◆ **Task description**:
Repeat the data that follows, word for word, without the images.

◆ **Information shown**:
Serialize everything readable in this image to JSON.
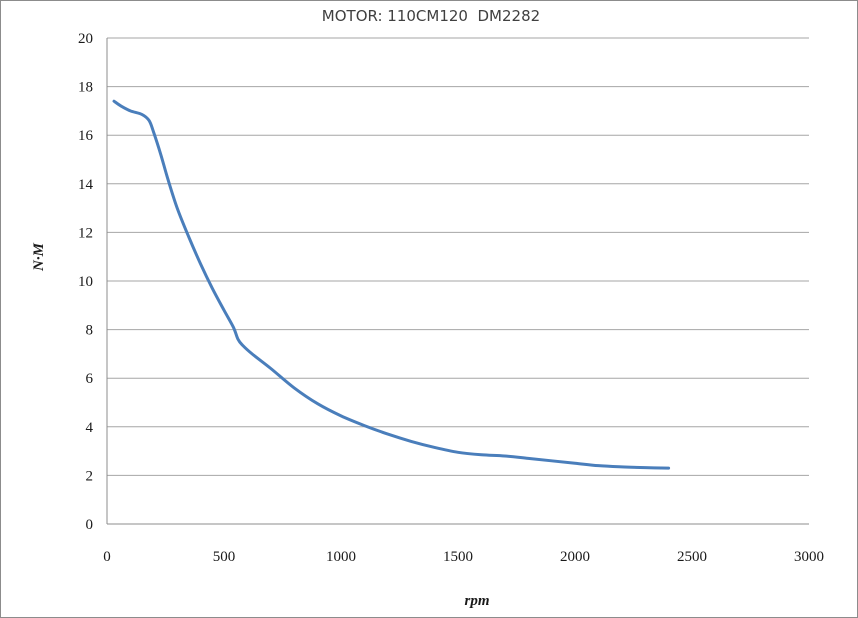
{
  "chart_data": {
    "type": "line",
    "title": "MOTOR: 110CM120  DM2282",
    "xlabel": "rpm",
    "ylabel": "N·M",
    "xlim": [
      0,
      3000
    ],
    "ylim": [
      0,
      20
    ],
    "xticks": [
      0,
      500,
      1000,
      1500,
      2000,
      2500,
      3000
    ],
    "yticks": [
      0,
      2,
      4,
      6,
      8,
      10,
      12,
      14,
      16,
      18,
      20
    ],
    "grid": "horizontal",
    "line_color": "#4a7ebb",
    "series": [
      {
        "x": [
          30,
          60,
          100,
          150,
          180,
          200,
          230,
          260,
          300,
          350,
          400,
          450,
          500,
          540,
          560,
          580,
          620,
          700,
          800,
          900,
          1000,
          1100,
          1200,
          1300,
          1400,
          1500,
          1600,
          1700,
          1800,
          1900,
          2000,
          2100,
          2200,
          2300,
          2400
        ],
        "y": [
          17.4,
          17.2,
          17.0,
          16.85,
          16.6,
          16.1,
          15.2,
          14.2,
          13.0,
          11.8,
          10.7,
          9.7,
          8.8,
          8.1,
          7.6,
          7.35,
          7.0,
          6.4,
          5.6,
          4.95,
          4.45,
          4.05,
          3.7,
          3.4,
          3.15,
          2.95,
          2.85,
          2.8,
          2.7,
          2.6,
          2.5,
          2.4,
          2.35,
          2.32,
          2.3
        ]
      }
    ]
  }
}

◆ **Complete output**:
Serialize everything readable in this image to JSON.
{
  "chart_data": {
    "type": "line",
    "title": "MOTOR: 110CM120  DM2282",
    "xlabel": "rpm",
    "ylabel": "N·M",
    "xlim": [
      0,
      3000
    ],
    "ylim": [
      0,
      20
    ],
    "xticks": [
      0,
      500,
      1000,
      1500,
      2000,
      2500,
      3000
    ],
    "yticks": [
      0,
      2,
      4,
      6,
      8,
      10,
      12,
      14,
      16,
      18,
      20
    ],
    "grid": "horizontal",
    "line_color": "#4a7ebb",
    "series": [
      {
        "x": [
          30,
          60,
          100,
          150,
          180,
          200,
          230,
          260,
          300,
          350,
          400,
          450,
          500,
          540,
          560,
          580,
          620,
          700,
          800,
          900,
          1000,
          1100,
          1200,
          1300,
          1400,
          1500,
          1600,
          1700,
          1800,
          1900,
          2000,
          2100,
          2200,
          2300,
          2400
        ],
        "y": [
          17.4,
          17.2,
          17.0,
          16.85,
          16.6,
          16.1,
          15.2,
          14.2,
          13.0,
          11.8,
          10.7,
          9.7,
          8.8,
          8.1,
          7.6,
          7.35,
          7.0,
          6.4,
          5.6,
          4.95,
          4.45,
          4.05,
          3.7,
          3.4,
          3.15,
          2.95,
          2.85,
          2.8,
          2.7,
          2.6,
          2.5,
          2.4,
          2.35,
          2.32,
          2.3
        ]
      }
    ]
  }
}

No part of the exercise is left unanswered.